Collected data
★ ★ ★ ★
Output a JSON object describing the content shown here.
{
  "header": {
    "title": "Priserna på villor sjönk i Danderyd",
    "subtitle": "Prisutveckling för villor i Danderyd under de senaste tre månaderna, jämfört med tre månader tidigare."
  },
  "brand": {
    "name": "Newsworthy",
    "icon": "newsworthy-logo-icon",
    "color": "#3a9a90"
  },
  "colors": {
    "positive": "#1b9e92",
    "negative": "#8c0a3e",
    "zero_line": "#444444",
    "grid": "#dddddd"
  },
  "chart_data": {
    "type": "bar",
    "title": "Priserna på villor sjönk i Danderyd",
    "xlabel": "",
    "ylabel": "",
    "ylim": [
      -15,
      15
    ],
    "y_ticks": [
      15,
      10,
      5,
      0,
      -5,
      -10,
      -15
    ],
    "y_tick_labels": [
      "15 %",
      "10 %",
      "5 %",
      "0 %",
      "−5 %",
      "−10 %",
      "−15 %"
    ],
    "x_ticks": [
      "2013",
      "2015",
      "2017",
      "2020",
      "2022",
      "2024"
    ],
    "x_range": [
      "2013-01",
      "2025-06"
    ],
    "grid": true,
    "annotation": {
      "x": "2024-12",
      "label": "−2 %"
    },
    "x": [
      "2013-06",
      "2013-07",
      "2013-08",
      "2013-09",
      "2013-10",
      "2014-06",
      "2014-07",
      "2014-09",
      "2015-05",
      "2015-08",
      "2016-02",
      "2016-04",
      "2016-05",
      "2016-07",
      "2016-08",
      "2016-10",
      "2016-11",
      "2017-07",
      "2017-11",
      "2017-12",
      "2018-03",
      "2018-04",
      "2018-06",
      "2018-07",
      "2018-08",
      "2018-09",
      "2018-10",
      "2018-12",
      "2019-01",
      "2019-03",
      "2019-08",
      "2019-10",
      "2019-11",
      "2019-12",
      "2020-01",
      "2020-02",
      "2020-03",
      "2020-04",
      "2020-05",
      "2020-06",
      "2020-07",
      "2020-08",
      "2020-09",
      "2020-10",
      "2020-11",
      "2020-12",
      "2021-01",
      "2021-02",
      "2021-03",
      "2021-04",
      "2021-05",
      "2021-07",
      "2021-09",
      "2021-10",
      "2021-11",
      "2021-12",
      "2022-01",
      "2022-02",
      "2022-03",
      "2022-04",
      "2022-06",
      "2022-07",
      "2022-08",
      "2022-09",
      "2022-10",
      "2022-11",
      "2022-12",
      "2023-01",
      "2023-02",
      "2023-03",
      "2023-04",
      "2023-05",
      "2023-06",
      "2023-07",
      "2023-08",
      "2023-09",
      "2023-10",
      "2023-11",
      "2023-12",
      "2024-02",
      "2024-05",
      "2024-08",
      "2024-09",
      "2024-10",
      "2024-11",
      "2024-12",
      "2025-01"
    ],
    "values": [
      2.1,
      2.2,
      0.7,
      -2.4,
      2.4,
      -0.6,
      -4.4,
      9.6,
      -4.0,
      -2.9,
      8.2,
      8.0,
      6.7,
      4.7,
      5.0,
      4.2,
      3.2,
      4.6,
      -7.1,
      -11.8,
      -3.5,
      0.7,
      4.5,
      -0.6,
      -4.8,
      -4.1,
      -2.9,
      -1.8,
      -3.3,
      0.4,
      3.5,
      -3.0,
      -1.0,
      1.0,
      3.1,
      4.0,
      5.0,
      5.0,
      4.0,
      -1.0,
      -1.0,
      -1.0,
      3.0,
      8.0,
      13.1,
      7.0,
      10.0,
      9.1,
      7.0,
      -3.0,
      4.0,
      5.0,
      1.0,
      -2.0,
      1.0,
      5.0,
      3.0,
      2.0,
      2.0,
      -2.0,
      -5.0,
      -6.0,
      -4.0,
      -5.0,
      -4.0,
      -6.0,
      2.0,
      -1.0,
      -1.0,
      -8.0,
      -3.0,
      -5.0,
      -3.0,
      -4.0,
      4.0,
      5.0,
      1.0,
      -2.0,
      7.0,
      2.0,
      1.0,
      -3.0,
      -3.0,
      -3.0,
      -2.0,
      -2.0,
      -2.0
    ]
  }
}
★ ★ ★ ★
[Challenge]
Repeat every entry exactly as written above.

[Right answer]
Output a JSON object describing the content shown here.
{
  "header": {
    "title": "Priserna på villor sjönk i Danderyd",
    "subtitle": "Prisutveckling för villor i Danderyd under de senaste tre månaderna, jämfört med tre månader tidigare."
  },
  "brand": {
    "name": "Newsworthy",
    "icon": "newsworthy-logo-icon",
    "color": "#3a9a90"
  },
  "colors": {
    "positive": "#1b9e92",
    "negative": "#8c0a3e",
    "zero_line": "#444444",
    "grid": "#dddddd"
  },
  "chart_data": {
    "type": "bar",
    "title": "Priserna på villor sjönk i Danderyd",
    "xlabel": "",
    "ylabel": "",
    "ylim": [
      -15,
      15
    ],
    "y_ticks": [
      15,
      10,
      5,
      0,
      -5,
      -10,
      -15
    ],
    "y_tick_labels": [
      "15 %",
      "10 %",
      "5 %",
      "0 %",
      "−5 %",
      "−10 %",
      "−15 %"
    ],
    "x_ticks": [
      "2013",
      "2015",
      "2017",
      "2020",
      "2022",
      "2024"
    ],
    "x_range": [
      "2013-01",
      "2025-06"
    ],
    "grid": true,
    "annotation": {
      "x": "2024-12",
      "label": "−2 %"
    },
    "x": [
      "2013-06",
      "2013-07",
      "2013-08",
      "2013-09",
      "2013-10",
      "2014-06",
      "2014-07",
      "2014-09",
      "2015-05",
      "2015-08",
      "2016-02",
      "2016-04",
      "2016-05",
      "2016-07",
      "2016-08",
      "2016-10",
      "2016-11",
      "2017-07",
      "2017-11",
      "2017-12",
      "2018-03",
      "2018-04",
      "2018-06",
      "2018-07",
      "2018-08",
      "2018-09",
      "2018-10",
      "2018-12",
      "2019-01",
      "2019-03",
      "2019-08",
      "2019-10",
      "2019-11",
      "2019-12",
      "2020-01",
      "2020-02",
      "2020-03",
      "2020-04",
      "2020-05",
      "2020-06",
      "2020-07",
      "2020-08",
      "2020-09",
      "2020-10",
      "2020-11",
      "2020-12",
      "2021-01",
      "2021-02",
      "2021-03",
      "2021-04",
      "2021-05",
      "2021-07",
      "2021-09",
      "2021-10",
      "2021-11",
      "2021-12",
      "2022-01",
      "2022-02",
      "2022-03",
      "2022-04",
      "2022-06",
      "2022-07",
      "2022-08",
      "2022-09",
      "2022-10",
      "2022-11",
      "2022-12",
      "2023-01",
      "2023-02",
      "2023-03",
      "2023-04",
      "2023-05",
      "2023-06",
      "2023-07",
      "2023-08",
      "2023-09",
      "2023-10",
      "2023-11",
      "2023-12",
      "2024-02",
      "2024-05",
      "2024-08",
      "2024-09",
      "2024-10",
      "2024-11",
      "2024-12",
      "2025-01"
    ],
    "values": [
      2.1,
      2.2,
      0.7,
      -2.4,
      2.4,
      -0.6,
      -4.4,
      9.6,
      -4.0,
      -2.9,
      8.2,
      8.0,
      6.7,
      4.7,
      5.0,
      4.2,
      3.2,
      4.6,
      -7.1,
      -11.8,
      -3.5,
      0.7,
      4.5,
      -0.6,
      -4.8,
      -4.1,
      -2.9,
      -1.8,
      -3.3,
      0.4,
      3.5,
      -3.0,
      -1.0,
      1.0,
      3.1,
      4.0,
      5.0,
      5.0,
      4.0,
      -1.0,
      -1.0,
      -1.0,
      3.0,
      8.0,
      13.1,
      7.0,
      10.0,
      9.1,
      7.0,
      -3.0,
      4.0,
      5.0,
      1.0,
      -2.0,
      1.0,
      5.0,
      3.0,
      2.0,
      2.0,
      -2.0,
      -5.0,
      -6.0,
      -4.0,
      -5.0,
      -4.0,
      -6.0,
      2.0,
      -1.0,
      -1.0,
      -8.0,
      -3.0,
      -5.0,
      -3.0,
      -4.0,
      4.0,
      5.0,
      1.0,
      -2.0,
      7.0,
      2.0,
      1.0,
      -3.0,
      -3.0,
      -3.0,
      -2.0,
      -2.0,
      -2.0
    ]
  }
}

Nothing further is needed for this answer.